**TASK BRIEF:** Look through the data below. Collect every line where the word "injury" occurs.
— start —
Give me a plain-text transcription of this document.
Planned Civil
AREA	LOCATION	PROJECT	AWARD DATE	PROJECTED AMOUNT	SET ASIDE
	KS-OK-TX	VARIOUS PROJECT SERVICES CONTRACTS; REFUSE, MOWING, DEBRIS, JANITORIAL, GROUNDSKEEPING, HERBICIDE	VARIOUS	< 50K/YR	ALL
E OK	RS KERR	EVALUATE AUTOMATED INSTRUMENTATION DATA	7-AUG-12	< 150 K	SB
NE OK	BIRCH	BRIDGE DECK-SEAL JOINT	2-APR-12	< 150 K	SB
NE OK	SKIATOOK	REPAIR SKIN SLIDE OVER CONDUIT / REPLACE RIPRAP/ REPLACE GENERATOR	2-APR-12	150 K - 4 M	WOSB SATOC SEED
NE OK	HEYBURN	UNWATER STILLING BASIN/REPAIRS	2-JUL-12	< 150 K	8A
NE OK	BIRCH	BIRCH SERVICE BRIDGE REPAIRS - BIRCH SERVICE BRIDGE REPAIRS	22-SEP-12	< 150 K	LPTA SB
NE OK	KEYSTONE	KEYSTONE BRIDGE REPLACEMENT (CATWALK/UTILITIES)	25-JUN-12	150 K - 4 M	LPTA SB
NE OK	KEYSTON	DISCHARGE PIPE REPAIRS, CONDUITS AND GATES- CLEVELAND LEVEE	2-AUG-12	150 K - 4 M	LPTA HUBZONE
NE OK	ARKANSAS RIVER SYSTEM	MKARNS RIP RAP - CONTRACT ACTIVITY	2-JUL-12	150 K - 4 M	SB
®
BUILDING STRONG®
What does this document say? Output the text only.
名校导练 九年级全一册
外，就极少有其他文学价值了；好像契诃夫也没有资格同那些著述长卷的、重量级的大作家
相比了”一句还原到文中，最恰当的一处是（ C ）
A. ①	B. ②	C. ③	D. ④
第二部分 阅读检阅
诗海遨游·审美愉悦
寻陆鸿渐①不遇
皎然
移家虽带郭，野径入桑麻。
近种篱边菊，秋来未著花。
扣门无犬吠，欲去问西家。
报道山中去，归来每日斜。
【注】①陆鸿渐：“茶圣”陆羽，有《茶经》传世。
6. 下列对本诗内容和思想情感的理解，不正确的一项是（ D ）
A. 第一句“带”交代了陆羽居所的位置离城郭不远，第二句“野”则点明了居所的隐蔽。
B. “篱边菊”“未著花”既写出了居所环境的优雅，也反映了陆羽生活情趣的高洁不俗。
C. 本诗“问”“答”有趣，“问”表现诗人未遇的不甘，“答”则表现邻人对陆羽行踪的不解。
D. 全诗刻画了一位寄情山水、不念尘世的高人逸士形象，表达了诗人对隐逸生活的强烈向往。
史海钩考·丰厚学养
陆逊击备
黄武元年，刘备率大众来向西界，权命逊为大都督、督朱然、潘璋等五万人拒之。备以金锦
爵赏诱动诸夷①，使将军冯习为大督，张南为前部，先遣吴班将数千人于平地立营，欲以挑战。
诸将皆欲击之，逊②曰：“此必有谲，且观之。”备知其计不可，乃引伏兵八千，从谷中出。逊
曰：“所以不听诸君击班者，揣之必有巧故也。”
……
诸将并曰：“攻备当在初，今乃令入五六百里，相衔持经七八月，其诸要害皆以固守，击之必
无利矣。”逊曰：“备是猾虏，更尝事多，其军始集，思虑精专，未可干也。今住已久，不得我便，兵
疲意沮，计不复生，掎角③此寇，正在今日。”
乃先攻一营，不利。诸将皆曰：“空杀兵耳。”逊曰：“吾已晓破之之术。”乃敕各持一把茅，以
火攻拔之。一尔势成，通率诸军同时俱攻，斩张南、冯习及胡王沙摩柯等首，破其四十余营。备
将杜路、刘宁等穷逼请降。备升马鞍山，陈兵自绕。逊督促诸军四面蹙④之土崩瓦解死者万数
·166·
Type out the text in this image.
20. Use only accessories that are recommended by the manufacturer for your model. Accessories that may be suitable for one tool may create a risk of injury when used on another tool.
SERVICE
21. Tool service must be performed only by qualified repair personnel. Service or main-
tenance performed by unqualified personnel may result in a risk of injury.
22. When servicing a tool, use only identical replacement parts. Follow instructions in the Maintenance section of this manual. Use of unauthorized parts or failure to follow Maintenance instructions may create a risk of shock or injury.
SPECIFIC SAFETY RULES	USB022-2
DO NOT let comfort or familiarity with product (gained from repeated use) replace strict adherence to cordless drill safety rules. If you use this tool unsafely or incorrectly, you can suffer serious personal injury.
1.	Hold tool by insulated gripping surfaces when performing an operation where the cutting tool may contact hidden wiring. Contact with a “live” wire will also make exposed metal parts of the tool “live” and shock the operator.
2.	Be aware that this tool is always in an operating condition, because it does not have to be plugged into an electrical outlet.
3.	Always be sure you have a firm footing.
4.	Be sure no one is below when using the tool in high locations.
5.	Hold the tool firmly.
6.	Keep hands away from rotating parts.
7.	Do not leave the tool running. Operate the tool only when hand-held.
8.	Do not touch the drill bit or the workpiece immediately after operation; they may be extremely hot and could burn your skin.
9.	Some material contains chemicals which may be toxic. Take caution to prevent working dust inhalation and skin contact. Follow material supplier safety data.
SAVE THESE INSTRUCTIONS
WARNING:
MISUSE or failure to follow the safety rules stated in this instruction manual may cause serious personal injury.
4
— end —
**SOLUTION TO THE PROBLEM:**
20. Use only accessories that are recommended by the manufacturer for your model. Accessories that may be suitable for one tool may create a risk of injury when used on another tool.
tenance performed by unqualified personnel may result in a risk of injury.
22. When servicing a tool, use only identical replacement parts. Follow instructions in the Maintenance section of this manual. Use of unauthorized parts or failure to follow Maintenance instructions may create a risk of shock or injury.
DO NOT let comfort or familiarity with product (gained from repeated use) replace strict adherence to cordless drill safety rules. If you use this tool unsafely or incorrectly, you can suffer serious personal injury.
MISUSE or failure to follow the safety rules stated in this instruction manual may cause serious personal injury.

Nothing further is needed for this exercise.